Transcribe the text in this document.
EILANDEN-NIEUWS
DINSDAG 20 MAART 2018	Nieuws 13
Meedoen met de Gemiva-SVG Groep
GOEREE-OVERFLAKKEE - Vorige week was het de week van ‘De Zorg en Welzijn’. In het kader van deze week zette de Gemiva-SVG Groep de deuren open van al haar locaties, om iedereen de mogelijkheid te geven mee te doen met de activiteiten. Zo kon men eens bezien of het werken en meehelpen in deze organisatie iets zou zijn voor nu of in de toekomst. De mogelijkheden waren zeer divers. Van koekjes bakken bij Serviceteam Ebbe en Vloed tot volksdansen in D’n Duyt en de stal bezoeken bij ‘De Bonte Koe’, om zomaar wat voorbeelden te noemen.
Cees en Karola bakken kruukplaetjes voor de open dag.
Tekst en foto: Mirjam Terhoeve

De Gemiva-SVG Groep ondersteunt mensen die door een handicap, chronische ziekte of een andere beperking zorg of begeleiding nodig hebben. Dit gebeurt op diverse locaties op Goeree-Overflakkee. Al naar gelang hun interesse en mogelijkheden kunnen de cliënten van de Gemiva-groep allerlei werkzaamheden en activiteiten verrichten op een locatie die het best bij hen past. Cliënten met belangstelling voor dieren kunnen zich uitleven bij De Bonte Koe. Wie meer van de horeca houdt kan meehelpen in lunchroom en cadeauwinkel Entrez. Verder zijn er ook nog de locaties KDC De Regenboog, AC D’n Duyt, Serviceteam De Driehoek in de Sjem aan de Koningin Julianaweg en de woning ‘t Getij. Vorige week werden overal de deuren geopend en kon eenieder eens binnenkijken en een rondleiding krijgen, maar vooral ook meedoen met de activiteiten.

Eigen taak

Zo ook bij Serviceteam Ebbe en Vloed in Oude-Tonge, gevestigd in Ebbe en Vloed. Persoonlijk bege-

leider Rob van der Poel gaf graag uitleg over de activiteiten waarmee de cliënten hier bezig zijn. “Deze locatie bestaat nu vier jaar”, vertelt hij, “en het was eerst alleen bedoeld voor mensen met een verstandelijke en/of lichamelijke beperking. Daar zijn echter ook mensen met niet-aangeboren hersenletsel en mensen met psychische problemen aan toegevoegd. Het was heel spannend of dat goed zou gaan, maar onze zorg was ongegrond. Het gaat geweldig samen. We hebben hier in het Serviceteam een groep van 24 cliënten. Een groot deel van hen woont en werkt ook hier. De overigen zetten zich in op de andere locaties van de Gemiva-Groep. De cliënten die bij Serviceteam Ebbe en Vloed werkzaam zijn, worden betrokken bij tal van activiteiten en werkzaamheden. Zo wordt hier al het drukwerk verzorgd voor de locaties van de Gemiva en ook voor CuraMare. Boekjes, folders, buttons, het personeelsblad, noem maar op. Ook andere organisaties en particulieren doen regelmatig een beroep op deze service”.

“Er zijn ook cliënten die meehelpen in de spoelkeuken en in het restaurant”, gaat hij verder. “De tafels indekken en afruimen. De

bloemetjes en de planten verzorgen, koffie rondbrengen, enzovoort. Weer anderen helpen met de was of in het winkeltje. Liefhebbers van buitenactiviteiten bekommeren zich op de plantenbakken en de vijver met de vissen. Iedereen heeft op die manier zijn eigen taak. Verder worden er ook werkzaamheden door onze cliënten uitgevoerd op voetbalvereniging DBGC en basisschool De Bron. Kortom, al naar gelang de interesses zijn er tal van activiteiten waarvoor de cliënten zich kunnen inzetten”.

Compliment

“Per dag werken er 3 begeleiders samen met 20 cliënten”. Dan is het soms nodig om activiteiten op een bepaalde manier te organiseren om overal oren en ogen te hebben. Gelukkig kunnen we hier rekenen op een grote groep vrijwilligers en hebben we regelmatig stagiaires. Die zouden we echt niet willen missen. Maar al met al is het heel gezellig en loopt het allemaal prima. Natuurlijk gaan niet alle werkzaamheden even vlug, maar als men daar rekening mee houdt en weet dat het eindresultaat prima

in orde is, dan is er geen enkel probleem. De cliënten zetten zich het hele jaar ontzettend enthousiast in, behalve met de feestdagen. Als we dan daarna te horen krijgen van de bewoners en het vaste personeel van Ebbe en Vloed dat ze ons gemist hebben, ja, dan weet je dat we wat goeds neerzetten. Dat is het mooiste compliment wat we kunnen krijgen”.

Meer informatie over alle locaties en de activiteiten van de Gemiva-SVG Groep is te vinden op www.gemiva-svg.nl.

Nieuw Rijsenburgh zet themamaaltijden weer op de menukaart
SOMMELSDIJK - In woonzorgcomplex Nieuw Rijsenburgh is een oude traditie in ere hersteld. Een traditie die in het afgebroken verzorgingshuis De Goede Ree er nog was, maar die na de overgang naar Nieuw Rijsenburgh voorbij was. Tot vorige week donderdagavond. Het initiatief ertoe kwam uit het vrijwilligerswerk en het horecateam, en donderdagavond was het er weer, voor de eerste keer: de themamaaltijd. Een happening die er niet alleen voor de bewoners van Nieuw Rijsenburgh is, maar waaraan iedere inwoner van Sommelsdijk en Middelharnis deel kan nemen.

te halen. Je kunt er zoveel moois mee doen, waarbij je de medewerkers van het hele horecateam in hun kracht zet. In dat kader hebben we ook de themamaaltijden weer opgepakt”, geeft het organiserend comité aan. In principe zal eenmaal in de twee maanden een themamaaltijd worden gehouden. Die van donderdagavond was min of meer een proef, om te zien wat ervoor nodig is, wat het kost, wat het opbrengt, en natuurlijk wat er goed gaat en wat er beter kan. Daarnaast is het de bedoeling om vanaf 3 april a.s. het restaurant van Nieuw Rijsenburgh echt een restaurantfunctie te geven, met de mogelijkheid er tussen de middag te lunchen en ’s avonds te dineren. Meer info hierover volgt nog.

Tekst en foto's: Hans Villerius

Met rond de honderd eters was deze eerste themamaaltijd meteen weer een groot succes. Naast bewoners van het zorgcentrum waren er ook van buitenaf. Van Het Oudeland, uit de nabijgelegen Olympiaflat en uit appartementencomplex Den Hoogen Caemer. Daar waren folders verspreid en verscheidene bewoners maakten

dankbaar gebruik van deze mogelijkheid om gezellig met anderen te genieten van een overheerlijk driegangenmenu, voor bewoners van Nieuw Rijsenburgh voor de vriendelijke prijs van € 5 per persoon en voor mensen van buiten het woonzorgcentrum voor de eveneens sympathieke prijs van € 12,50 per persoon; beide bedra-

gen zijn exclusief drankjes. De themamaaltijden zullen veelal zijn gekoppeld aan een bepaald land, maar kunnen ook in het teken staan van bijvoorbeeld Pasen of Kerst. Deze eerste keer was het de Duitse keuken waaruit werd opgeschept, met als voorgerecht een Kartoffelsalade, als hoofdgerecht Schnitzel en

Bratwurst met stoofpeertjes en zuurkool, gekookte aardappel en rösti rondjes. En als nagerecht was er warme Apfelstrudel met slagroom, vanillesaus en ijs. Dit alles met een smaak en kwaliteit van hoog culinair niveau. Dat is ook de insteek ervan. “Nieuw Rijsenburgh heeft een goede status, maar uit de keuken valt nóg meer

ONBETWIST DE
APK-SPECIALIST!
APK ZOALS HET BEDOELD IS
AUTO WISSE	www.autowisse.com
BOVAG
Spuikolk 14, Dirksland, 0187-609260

--*--

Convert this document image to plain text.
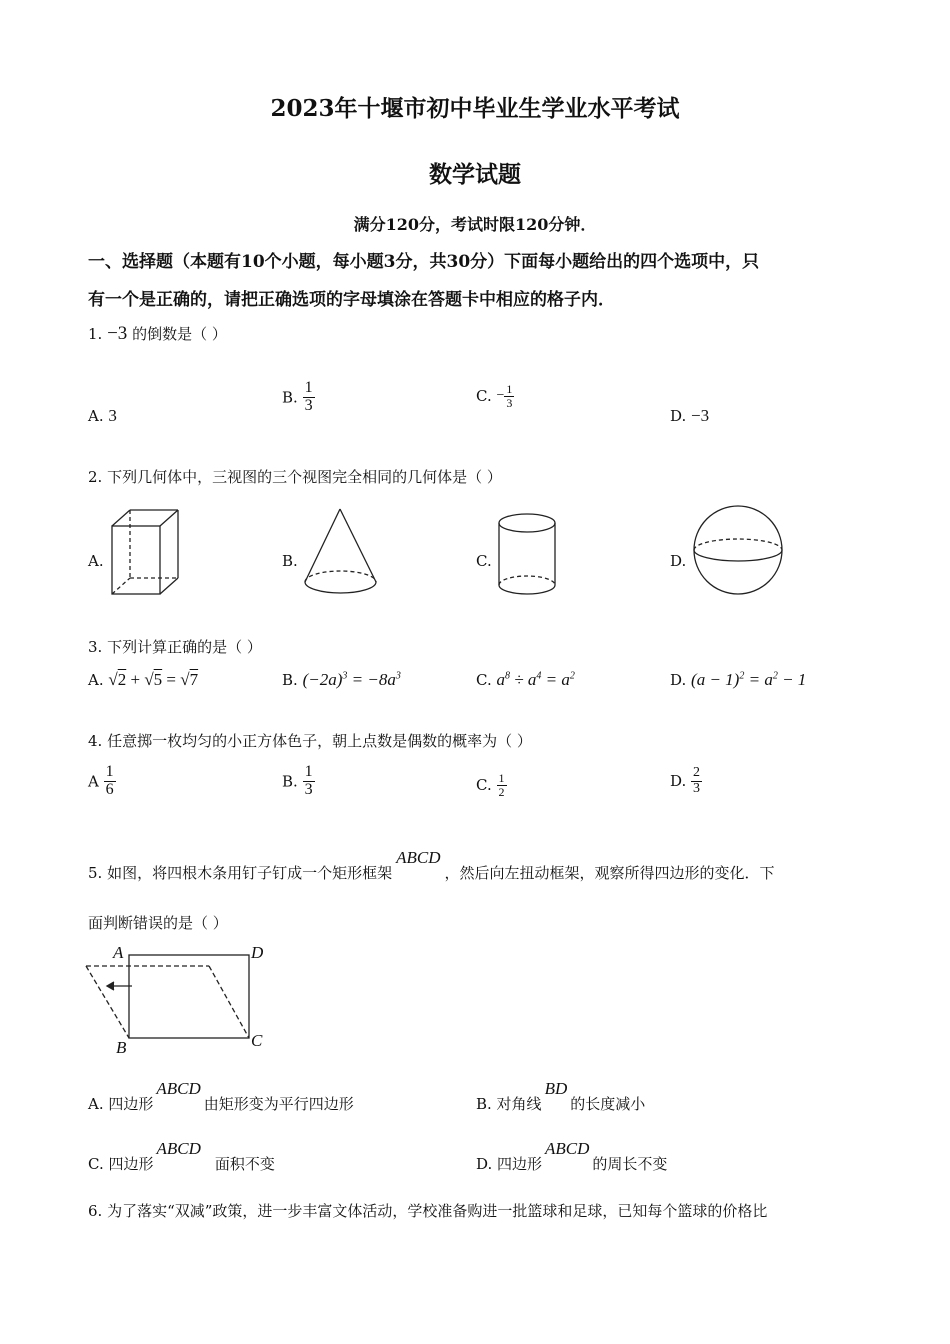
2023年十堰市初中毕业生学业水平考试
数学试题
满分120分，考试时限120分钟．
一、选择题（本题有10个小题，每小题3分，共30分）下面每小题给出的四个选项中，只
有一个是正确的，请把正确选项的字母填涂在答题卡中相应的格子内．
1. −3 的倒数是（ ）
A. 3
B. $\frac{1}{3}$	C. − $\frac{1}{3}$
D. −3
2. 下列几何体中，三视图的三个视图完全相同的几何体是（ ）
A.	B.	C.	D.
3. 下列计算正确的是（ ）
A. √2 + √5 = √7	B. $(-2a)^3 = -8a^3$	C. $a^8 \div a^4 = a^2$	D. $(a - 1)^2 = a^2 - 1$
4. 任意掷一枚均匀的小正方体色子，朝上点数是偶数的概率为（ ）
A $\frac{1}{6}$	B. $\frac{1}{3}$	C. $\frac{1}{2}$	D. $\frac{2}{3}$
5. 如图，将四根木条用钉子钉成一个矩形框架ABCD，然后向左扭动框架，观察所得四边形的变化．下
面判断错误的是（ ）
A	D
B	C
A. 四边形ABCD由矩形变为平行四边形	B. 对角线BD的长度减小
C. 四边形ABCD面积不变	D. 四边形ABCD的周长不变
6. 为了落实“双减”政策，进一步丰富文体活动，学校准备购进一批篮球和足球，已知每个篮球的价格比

--*--

Gather each line in these records that contains the string "werken".

• **TASK SOLUTION**:
GOEREE-OVERFLAKKEE - Vorige week was het de week van ‘De Zorg en Welzijn’. In het kader van deze week zette de Gemiva-SVG Groep de deuren open van al haar locaties, om iedereen de mogelijkheid te geven mee te doen met de activiteiten. Zo kon men eens bezien of het werken en meehelpen in deze organisatie iets zou zijn voor nu of in de toekomst. De mogelijkheden waren zeer divers. Van koekjes bakken bij Serviceteam Ebbe en Vloed tot volksdansen in D’n Duyt en de stal bezoeken bij ‘De Bonte Koe’, om zomaar wat voorbeelden te noemen.
“Per dag werken er 3 begeleiders samen met 20 cliënten”. Dan is het soms nodig om activiteiten op een bepaalde manier te organiseren om overal oren en ogen te hebben. Gelukkig kunnen we hier rekenen op een grote groep vrijwilligers en hebben we regelmatig stagiaires. Die zouden we echt niet willen missen. Maar al met al is het heel gezellig en loopt het allemaal prima. Natuurlijk gaan niet alle werkzaamheden even vlug, maar als men daar rekening mee houdt en weet dat het eindresultaat prima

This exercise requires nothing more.